Preparation of Medical Composites for X-ray Shielding

Abstract

It is generally difficult to assess distribution and dispersion of filler in composite material with methods and instruments available in the conventional laboratory setup. In this work dispersion and distribution of cupric oxide (copper (II) oxide) in ethylene vinyl acetate (EVA) polymer was studied. (i) Methods for evaluating mixing was investigated. (ii) Subsequently, mixing parameters was investigated. (iii) Finally, methods for increasing filler dispersion and distribution were investigated. It was found that light microscope could be used to analyse low filler loaded composites and dispersion index determined using a method outlined by T. Glaskova et al. It was also found that capillary rheometer could be used to analyse high filler loaded composites dispersion rheology and determine K and n values in the power law for non-newtonian liquids. A strong correlation was seen between the image analysis and the rheology analysis results. Improved mixing was achieved after 10 minutes of low speed mixing at a medium temperature. The comparing melt mixing with a Brabender melt mixer and an extruder, showed that extrusion gave better mixing results. Particle coalescence had minor significance during the latter material-processing step. Larger particle size distributions gave better mixing results (distribution and dispersion). The dispersion and distribution of CuO in EVA polymer strongly depended on the dispersability of the as-received CuO material. The surface properties of CuO were improved by adding suitable surface modifier (stearic acid). The obtained results, from the optical images, rheology measurements and from the tensile test show that the particle coating or powder stabilisation resulted in a better dispersion and distribution and composite materials with better mechanical properties.

Required work: According to the abstract on X-ray shielding composites, what surface modifier was added to improve the surface properties of CuO? The rows that come next have nothing to do with the abstract.

Information shown:

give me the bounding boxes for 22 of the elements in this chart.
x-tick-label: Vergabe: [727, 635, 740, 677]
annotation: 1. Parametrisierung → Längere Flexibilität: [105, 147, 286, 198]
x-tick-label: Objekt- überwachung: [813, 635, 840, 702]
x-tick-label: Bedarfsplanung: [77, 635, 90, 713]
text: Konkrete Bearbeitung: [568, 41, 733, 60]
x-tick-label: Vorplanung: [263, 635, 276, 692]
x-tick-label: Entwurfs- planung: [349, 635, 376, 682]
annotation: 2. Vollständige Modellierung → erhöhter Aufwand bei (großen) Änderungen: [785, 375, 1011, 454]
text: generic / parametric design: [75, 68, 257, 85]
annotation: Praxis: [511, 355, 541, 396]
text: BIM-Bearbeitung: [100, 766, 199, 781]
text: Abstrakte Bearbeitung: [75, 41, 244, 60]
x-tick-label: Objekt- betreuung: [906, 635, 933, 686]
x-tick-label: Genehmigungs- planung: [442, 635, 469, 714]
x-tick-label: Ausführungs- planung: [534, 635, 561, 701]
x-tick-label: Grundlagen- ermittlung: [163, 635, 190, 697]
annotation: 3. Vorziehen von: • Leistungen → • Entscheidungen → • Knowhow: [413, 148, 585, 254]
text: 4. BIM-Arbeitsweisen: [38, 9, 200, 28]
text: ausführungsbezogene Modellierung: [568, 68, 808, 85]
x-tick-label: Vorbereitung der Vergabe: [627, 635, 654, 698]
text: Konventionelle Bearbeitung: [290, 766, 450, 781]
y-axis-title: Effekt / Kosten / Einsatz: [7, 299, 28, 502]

Result of this exercise: Stearic acid.